A run of records
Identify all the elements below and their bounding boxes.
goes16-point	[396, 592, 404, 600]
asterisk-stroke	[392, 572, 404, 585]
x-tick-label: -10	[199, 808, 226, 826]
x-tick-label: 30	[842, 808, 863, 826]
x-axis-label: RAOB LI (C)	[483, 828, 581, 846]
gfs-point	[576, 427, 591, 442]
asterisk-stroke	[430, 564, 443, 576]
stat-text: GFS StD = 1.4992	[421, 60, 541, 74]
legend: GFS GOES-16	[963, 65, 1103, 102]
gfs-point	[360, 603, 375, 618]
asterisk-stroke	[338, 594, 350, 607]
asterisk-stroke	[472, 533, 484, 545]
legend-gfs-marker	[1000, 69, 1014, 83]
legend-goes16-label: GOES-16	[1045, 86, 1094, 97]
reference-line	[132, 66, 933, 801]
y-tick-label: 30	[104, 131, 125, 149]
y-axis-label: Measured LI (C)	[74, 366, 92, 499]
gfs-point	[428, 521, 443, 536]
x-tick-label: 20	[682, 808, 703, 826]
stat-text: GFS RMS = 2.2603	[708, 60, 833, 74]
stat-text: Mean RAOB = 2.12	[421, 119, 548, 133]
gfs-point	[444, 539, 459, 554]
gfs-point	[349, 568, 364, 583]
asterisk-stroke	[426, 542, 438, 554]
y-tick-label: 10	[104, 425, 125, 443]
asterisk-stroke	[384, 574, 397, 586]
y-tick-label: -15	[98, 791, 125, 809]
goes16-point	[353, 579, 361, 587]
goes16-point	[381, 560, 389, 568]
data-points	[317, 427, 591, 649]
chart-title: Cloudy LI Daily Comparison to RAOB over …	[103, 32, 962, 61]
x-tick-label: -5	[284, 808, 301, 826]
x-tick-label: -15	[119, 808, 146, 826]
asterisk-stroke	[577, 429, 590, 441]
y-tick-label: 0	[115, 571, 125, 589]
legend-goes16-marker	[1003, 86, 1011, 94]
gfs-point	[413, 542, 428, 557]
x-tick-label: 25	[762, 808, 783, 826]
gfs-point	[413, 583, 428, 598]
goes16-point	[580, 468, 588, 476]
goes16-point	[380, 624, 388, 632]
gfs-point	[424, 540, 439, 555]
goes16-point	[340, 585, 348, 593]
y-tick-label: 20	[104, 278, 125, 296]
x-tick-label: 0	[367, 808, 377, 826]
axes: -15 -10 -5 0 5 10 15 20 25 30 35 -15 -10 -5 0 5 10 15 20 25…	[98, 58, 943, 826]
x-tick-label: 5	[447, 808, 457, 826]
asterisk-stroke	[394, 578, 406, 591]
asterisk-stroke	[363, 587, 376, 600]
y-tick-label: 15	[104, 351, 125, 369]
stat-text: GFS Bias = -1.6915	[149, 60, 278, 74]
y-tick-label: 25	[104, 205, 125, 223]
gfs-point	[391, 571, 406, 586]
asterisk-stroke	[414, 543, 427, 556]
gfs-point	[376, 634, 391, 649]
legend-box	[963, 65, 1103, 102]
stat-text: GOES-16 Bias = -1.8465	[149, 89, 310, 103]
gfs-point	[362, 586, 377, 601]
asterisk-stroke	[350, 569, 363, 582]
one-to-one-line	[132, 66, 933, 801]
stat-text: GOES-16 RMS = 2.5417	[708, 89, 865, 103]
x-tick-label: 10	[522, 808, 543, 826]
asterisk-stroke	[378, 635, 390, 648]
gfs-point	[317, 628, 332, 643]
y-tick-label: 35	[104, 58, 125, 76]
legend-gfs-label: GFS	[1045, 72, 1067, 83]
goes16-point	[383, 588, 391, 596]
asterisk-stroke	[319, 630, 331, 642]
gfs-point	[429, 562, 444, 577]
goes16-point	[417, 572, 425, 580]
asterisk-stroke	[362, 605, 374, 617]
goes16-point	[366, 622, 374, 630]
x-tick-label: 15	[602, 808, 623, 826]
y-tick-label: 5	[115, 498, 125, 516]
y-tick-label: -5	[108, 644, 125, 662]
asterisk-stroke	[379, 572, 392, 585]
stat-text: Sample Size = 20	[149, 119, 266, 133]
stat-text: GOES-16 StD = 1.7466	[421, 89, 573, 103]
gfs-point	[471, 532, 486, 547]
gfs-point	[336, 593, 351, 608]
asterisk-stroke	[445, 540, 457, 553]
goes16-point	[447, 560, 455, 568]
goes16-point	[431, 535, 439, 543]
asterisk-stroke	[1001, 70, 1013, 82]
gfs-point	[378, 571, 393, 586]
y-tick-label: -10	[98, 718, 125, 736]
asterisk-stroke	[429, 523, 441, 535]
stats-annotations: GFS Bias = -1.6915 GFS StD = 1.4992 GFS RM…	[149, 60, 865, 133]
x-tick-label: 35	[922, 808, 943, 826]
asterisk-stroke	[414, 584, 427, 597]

**PROBLEM DETAILS**
Work out how many rows above contain the string "RAOB", treating uppercase and lowercase as different. Give only the number.

**EXERCISE ANSWER**
3